_Aim_:
Quote every line below exactly and skip any picture.

┌─ Data to use

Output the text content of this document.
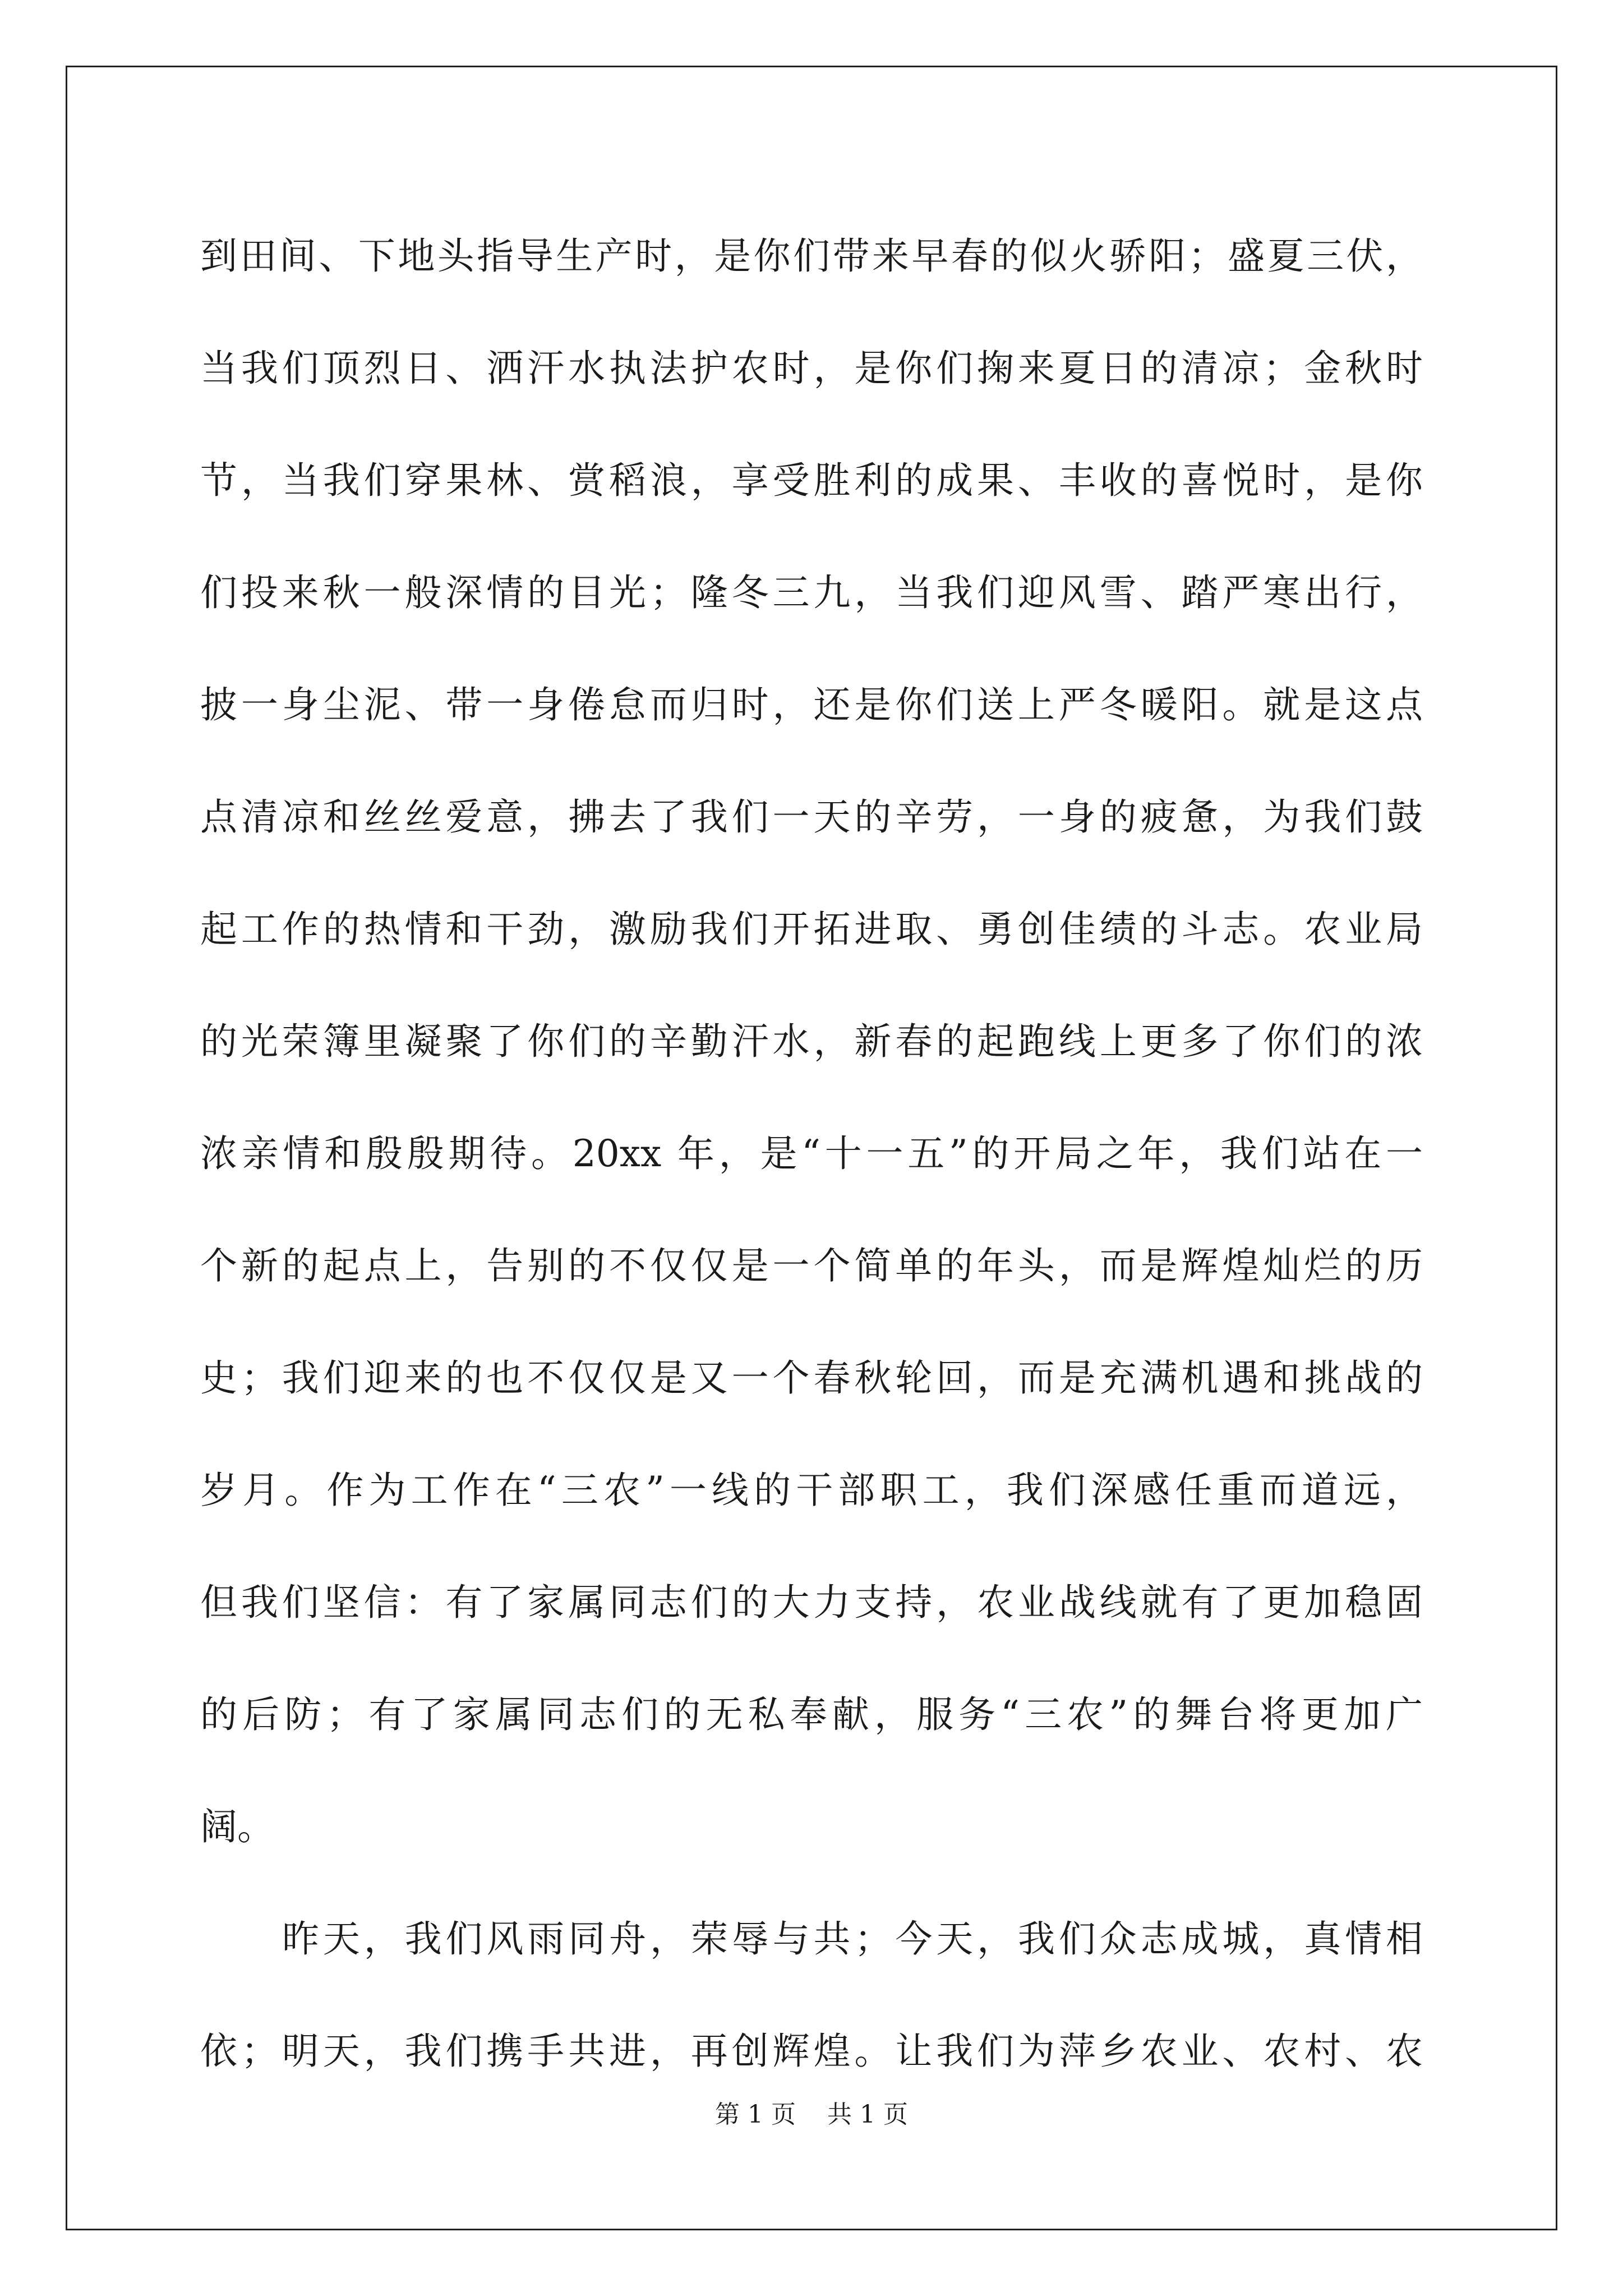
到田间、下地头指导生产时，是你们带来早春的似火骄阳；盛夏三伏，
当我们顶烈日、洒汗水执法护农时，是你们掬来夏日的清凉；金秋时
节，当我们穿果林、赏稻浪，享受胜利的成果、丰收的喜悦时，是你
们投来秋一般深情的目光；隆冬三九，当我们迎风雪、踏严寒出行，
披一身尘泥、带一身倦怠而归时，还是你们送上严冬暖阳。就是这点
点清凉和丝丝爱意，拂去了我们一天的辛劳，一身的疲惫，为我们鼓
起工作的热情和干劲，激励我们开拓进取、勇创佳绩的斗志。农业局
的光荣簿里凝聚了你们的辛勤汗水，新春的起跑线上更多了你们的浓
浓亲情和殷殷期待。20xx 年，是“十一五”的开局之年，我们站在一
个新的起点上，告别的不仅仅是一个简单的年头，而是辉煌灿烂的历
史；我们迎来的也不仅仅是又一个春秋轮回，而是充满机遇和挑战的
岁月。作为工作在“三农”一线的干部职工，我们深感任重而道远，
但我们坚信：有了家属同志们的大力支持，农业战线就有了更加稳固
的后防；有了家属同志们的无私奉献，服务“三农”的舞台将更加广
阔。
昨天，我们风雨同舟，荣辱与共；今天，我们众志成城，真情相
依；明天，我们携手共进，再创辉煌。让我们为萍乡农业、农村、农
第 1 页 共 1 页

└─

_Written answer_:
Output the text content of this document.
到田间、下地头指导生产时，是你们带来早春的似火骄阳；盛夏三伏，
当我们顶烈日、洒汗水执法护农时，是你们掬来夏日的清凉；金秋时
节，当我们穿果林、赏稻浪，享受胜利的成果、丰收的喜悦时，是你
们投来秋一般深情的目光；隆冬三九，当我们迎风雪、踏严寒出行，
披一身尘泥、带一身倦怠而归时，还是你们送上严冬暖阳。就是这点
点清凉和丝丝爱意，拂去了我们一天的辛劳，一身的疲惫，为我们鼓
起工作的热情和干劲，激励我们开拓进取、勇创佳绩的斗志。农业局
的光荣簿里凝聚了你们的辛勤汗水，新春的起跑线上更多了你们的浓
浓亲情和殷殷期待。20xx 年，是“十一五”的开局之年，我们站在一
个新的起点上，告别的不仅仅是一个简单的年头，而是辉煌灿烂的历
史；我们迎来的也不仅仅是又一个春秋轮回，而是充满机遇和挑战的
岁月。作为工作在“三农”一线的干部职工，我们深感任重而道远，
但我们坚信：有了家属同志们的大力支持，农业战线就有了更加稳固
的后防；有了家属同志们的无私奉献，服务“三农”的舞台将更加广
阔。
昨天，我们风雨同舟，荣辱与共；今天，我们众志成城，真情相
依；明天，我们携手共进，再创辉煌。让我们为萍乡农业、农村、农
第 1 页 共 1 页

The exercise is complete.